* [WORK ORDER 1]: In the text on Katherine Hicks, rewrite the part from "From 2008 to" to "feature film Terminus.", renaming "Terminus" as "Endpoint" throughout.
* [WORK ORDER 2]: According to the text on Katherine Hicks, what award did she win for her role as Sam MacKenzie?
* [WORK ORDER 3]: List every title named in the Film section of the text on Katherine Hicks.

* [DOCUMENT TEXT]:
= = = =

Katherine Hicks is an Australian actress. She is known for her roles as Heidi Wilson on Rescue: Special Ops and Sam MacKenzie on Winners & Losers.

==Early life==
Hicks was born in Melbourne, Victoria, and grew up on a farm in Byron Bay, New South Wales. She first appeared on stage at Lismore’s Rochdale Theatre at the age of four. She set her sights on acting as a career after appearing in a production of Marat/Sade at Trinity Catholic College in Lismore. After completing her HSC at Byron Bay High School, Hicks moved to Sydney at the age of 17, to undertake her first television role in Heartbreak High. She then relocated to Melbourne to study at VCA, which she graduated from in 2007 with a Bachelor Degree in Acting. After completing her studies, Hicks toured with Bell Shakespeare "Actors at Work" program for a year.

==Career==

===Television===
Hicks' first television role was as Tess in the final season of Heartbreak High (1999). She credits her time working on the show with making her take acting more seriously, due to the ABC providing young actors with plenty of acting, voice and movement tuition.

From 2008 to 2009, she played a regular role as Poppy in the Out of the Blue. She then starred as Heidi Wilson in Rescue: Special Ops (2009–11) which saw her nominated for a Logie Award for Most Popular New Female Talent in 2010.

Hicks played a lead role in the miniseries The Strange Calls in 2012. The same year, she landed her breakthrough role in Winners & Losers playing the character of Sam MacKenzie, for which she won an ASTRA Award for Most Outstanding Performance by a Female Actor. From 2016 to 2017, she appeared in a variety of guest roles, including Jack Irish and Offspring.

===Film===
In 2012, Hicks had a starring role as Angie in feature film Black & White & Sex and appeared in the TV movie Devil's Dust as Janice. She played Lorna in the short film L.O.V.E. Insurance for the Heart – a 2013 Tropfest finalist. She also starred as Jane in 2015 feature film Terminus.

= = = =

* [DATASET EXTRACT]:
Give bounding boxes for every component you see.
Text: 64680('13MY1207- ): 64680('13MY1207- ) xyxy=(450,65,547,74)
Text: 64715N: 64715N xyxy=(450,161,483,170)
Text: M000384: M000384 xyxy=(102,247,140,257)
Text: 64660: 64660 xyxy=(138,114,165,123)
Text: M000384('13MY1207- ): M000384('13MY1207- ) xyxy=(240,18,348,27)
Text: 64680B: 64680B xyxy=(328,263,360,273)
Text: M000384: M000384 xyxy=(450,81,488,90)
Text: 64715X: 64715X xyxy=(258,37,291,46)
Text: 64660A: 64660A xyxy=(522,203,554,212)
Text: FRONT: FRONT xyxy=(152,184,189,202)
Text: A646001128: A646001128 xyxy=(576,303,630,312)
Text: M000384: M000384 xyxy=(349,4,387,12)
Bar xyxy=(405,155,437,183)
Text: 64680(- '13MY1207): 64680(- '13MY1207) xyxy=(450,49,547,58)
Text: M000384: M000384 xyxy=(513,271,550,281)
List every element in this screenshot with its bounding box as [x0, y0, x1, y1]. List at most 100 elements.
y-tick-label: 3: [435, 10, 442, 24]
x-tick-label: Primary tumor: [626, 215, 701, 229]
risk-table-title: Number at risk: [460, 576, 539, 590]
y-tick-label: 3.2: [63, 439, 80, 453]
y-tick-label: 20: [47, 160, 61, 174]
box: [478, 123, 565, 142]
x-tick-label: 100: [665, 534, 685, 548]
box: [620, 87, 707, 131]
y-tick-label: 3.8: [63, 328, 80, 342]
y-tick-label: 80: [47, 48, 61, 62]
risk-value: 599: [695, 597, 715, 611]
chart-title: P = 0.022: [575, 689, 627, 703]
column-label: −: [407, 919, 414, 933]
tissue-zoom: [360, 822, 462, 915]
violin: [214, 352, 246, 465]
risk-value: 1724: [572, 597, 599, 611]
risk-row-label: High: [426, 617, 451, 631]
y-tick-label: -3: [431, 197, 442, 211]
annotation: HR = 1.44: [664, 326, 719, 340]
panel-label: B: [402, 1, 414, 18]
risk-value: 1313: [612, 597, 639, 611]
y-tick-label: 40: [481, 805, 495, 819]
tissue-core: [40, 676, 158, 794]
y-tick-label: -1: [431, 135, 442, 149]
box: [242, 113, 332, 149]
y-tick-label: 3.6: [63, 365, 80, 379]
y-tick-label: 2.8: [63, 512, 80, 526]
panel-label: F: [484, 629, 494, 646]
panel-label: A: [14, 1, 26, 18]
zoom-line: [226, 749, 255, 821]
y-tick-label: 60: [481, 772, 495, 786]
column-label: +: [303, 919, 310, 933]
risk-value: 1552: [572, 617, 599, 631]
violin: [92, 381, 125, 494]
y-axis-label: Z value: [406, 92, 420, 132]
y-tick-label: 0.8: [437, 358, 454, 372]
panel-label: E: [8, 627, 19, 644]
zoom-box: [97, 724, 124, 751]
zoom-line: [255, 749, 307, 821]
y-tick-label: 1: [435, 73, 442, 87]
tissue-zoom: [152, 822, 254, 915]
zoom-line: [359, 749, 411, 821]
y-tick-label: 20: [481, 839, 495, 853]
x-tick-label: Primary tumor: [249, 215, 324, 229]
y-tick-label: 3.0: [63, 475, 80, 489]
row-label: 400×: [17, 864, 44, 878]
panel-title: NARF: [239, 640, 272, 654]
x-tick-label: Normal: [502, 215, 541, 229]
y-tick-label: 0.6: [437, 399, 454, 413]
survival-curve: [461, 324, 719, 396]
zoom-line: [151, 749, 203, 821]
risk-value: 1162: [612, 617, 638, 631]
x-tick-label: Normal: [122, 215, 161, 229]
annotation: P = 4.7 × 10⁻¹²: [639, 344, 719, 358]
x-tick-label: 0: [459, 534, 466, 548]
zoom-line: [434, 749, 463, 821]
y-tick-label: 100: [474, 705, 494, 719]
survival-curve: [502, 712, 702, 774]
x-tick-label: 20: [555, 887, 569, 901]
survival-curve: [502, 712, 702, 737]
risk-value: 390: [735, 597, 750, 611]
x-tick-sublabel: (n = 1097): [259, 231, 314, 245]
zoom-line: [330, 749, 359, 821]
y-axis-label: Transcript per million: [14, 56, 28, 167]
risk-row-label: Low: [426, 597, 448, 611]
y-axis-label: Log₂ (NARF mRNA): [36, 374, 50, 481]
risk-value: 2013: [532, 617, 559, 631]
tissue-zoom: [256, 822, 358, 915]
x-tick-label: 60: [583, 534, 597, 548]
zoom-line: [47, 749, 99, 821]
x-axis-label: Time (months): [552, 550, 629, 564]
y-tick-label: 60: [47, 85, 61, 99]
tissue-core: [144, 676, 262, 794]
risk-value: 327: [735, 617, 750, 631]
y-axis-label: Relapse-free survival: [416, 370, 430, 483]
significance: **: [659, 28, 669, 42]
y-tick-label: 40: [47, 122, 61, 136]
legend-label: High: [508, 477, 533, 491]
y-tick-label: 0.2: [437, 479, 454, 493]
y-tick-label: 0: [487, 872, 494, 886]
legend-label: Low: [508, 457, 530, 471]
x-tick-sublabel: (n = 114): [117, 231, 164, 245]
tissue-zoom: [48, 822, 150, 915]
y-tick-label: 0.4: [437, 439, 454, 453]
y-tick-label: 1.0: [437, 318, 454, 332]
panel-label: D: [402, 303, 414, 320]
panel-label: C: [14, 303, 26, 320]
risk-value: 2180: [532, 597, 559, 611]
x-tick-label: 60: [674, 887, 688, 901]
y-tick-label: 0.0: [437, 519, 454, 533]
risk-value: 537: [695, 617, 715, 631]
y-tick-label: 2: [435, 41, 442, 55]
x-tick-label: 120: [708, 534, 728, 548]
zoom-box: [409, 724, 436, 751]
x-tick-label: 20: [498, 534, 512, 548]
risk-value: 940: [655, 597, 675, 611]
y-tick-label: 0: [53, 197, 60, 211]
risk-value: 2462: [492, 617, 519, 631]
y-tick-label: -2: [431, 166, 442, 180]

= = = =

* [TASK RESPONSE 1]:
From 2008 to 2009, she played a regular role as Poppy in the Out of the Blue. She then starred as Heidi Wilson in Rescue: Special Ops (2009–11) which saw her nominated for a Logie Award for Most Popular New Female Talent in 2010.

Hicks played a lead role in the miniseries The Strange Calls in 2012. The same year, she landed her breakthrough role in Winners & Losers playing the character of Sam MacKenzie, for which she won an ASTRA Award for Most Outstanding Performance by a Female Actor. From 2016 to 2017, she appeared in a variety of guest roles, including Jack Irish and Offspring.

===Film===
In 2012, Hicks had a starring role as Angie in feature film Black & White & Sex and appeared in the TV movie Devil's Dust as Janice. She played Lorna in the short film L.O.V.E. Insurance for the Heart – a 2013 Tropfest finalist. She also starred as Jane in 2015 feature film Endpoint.

* [TASK RESPONSE 2]: An ASTRA Award for Most Outstanding Performance by a Female Actor.

* [TASK RESPONSE 3]:
Black & White & Sex
Devil's Dust
L.O.V.E. Insurance for the Heart
Terminus